- Directions -
Where does the string "необходимыми" appear? Copy every line of the entries below that holds it.

- Source data -
--*--

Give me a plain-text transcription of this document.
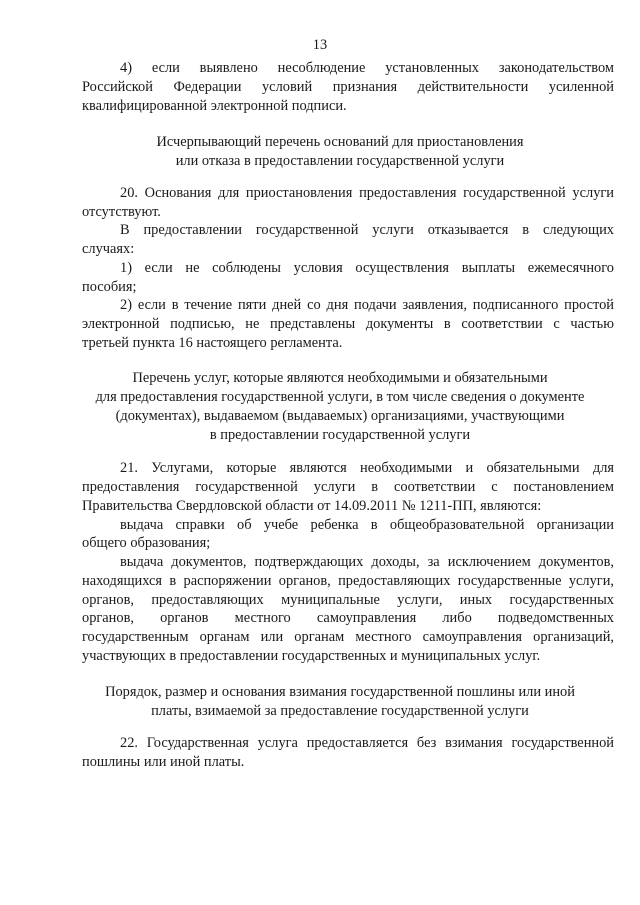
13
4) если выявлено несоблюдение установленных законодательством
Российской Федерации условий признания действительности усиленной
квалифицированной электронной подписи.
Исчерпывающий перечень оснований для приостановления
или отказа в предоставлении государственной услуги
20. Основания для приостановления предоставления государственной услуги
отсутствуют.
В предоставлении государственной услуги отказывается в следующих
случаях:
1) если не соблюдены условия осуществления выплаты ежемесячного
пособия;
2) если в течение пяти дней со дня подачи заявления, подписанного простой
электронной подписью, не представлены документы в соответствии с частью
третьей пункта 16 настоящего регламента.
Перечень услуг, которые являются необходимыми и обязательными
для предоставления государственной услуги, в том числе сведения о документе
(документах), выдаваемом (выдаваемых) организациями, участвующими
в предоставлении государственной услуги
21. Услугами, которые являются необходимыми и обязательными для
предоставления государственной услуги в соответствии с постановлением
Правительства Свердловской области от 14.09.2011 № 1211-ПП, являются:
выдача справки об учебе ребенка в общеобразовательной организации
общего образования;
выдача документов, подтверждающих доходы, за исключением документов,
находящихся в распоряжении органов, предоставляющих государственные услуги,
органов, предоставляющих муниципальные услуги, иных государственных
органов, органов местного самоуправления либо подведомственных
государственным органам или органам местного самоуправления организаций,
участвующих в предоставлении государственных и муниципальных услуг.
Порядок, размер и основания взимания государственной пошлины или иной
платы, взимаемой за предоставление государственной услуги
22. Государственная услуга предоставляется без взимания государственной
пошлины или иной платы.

--*--

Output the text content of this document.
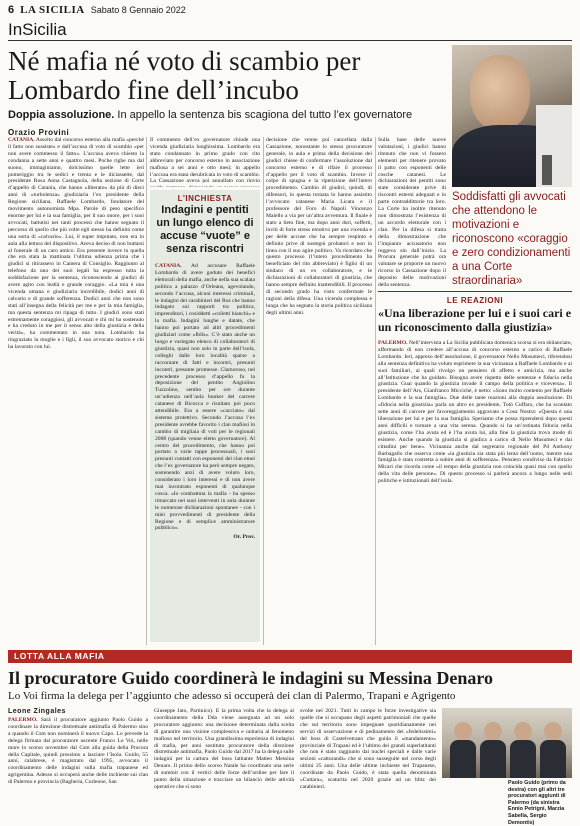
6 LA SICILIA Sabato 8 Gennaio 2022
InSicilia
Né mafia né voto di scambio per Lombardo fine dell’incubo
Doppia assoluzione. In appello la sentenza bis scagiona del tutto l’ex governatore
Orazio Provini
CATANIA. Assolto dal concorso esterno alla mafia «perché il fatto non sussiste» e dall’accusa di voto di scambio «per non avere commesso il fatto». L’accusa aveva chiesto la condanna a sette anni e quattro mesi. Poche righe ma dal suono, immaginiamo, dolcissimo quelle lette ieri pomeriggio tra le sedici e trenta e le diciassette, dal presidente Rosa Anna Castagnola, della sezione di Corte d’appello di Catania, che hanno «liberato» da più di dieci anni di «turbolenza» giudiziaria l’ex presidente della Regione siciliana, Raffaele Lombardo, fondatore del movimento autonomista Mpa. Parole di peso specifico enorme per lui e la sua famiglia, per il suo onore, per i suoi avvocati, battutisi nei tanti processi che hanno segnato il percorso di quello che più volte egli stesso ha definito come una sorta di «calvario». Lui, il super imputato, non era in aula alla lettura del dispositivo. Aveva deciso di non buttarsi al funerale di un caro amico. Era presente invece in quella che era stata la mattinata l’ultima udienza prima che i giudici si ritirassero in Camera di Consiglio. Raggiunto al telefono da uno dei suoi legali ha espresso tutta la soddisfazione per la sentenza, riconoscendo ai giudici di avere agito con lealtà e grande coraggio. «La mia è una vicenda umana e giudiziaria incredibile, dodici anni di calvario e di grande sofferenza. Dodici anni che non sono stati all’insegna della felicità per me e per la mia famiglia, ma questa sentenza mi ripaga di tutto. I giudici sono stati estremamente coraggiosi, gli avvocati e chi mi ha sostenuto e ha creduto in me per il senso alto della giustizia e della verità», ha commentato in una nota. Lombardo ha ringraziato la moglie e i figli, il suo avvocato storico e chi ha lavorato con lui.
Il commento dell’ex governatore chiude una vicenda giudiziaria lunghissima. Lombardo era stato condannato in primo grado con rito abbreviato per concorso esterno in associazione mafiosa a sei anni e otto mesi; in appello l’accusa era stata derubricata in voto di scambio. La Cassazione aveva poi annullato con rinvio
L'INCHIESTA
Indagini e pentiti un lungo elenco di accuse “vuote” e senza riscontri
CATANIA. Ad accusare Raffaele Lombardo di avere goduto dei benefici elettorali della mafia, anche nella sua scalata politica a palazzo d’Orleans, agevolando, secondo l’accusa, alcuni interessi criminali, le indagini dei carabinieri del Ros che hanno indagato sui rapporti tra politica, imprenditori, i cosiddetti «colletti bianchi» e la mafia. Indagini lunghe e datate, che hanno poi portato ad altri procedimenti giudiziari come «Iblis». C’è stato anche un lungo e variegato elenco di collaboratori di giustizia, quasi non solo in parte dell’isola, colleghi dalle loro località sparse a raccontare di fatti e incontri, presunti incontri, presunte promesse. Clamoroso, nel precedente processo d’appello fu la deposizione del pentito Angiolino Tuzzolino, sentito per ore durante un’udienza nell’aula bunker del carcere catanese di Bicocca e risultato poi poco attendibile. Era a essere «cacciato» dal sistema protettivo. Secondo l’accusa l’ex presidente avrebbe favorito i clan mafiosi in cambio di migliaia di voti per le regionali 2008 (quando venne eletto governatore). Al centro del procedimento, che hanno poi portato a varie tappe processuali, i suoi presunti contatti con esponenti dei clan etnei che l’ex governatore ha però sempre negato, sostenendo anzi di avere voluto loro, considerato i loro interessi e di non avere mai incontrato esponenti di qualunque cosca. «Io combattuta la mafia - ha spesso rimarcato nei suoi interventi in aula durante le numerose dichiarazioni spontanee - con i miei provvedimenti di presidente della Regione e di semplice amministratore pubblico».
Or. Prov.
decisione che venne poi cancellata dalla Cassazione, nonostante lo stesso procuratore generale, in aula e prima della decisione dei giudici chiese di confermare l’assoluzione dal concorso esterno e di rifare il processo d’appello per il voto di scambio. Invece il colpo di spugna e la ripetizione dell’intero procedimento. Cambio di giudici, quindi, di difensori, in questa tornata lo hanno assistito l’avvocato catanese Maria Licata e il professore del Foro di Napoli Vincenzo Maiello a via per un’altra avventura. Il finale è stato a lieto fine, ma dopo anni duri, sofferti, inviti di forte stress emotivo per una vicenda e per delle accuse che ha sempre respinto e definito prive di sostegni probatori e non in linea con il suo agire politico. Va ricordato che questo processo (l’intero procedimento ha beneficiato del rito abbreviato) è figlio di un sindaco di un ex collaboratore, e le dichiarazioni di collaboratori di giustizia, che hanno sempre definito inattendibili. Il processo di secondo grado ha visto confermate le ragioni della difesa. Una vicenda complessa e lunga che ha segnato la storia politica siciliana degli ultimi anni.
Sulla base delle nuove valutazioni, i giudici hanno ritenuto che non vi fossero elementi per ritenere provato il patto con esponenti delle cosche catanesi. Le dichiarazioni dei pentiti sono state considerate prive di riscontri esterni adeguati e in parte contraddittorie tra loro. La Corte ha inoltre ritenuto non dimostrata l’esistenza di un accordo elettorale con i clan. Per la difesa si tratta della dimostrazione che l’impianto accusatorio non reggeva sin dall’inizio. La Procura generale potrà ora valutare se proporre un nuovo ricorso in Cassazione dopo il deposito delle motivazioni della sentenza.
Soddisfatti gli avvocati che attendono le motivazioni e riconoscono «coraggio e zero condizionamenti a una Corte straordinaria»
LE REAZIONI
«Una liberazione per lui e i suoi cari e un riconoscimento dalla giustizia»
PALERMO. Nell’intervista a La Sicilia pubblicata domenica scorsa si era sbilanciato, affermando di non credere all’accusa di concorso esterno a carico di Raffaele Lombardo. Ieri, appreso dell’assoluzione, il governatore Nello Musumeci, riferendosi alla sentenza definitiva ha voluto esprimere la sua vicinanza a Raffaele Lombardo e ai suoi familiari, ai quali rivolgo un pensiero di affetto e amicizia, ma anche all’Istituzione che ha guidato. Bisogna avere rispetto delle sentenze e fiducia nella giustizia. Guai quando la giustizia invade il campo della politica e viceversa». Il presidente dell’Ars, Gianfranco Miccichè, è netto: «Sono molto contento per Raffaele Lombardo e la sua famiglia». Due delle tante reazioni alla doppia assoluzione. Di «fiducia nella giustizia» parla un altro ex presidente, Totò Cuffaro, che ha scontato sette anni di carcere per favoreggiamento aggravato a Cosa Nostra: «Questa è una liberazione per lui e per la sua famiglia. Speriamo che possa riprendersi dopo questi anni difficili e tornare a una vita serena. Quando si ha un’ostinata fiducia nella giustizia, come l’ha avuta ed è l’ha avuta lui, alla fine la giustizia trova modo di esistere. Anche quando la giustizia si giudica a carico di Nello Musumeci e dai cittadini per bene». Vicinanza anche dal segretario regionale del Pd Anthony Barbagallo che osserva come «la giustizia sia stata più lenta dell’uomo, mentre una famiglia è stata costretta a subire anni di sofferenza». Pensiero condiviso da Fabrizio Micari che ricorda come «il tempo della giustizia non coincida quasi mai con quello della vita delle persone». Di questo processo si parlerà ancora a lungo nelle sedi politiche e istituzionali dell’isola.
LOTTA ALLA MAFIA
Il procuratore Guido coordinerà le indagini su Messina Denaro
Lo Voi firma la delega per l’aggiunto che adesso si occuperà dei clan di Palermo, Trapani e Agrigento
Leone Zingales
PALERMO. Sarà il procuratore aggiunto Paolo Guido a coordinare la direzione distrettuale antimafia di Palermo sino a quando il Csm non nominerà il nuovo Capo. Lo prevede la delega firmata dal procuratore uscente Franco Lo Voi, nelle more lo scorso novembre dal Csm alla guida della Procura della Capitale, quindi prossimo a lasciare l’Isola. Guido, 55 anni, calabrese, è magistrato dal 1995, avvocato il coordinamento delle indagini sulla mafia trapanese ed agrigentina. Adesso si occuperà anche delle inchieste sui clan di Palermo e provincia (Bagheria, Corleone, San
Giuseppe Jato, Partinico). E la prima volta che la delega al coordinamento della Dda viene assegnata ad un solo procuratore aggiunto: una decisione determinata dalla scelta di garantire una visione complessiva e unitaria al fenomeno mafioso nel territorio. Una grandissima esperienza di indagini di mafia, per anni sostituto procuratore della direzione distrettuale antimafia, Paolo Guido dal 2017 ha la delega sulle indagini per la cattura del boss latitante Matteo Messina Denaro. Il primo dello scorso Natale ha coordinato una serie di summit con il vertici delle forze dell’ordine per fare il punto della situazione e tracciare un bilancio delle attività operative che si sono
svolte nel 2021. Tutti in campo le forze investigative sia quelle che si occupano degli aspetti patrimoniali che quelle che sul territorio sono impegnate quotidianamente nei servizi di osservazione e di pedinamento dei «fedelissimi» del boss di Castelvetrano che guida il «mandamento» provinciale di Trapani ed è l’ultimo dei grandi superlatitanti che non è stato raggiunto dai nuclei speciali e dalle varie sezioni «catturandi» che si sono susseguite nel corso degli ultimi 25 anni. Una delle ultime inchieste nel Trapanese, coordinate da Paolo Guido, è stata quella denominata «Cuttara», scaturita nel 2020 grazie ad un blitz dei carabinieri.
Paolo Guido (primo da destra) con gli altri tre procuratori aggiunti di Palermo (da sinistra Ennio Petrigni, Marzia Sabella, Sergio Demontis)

--*--

- Complete output -
Перечень услуг, которые являются необходимыми и обязательными
21. Услугами, которые являются необходимыми и обязательными для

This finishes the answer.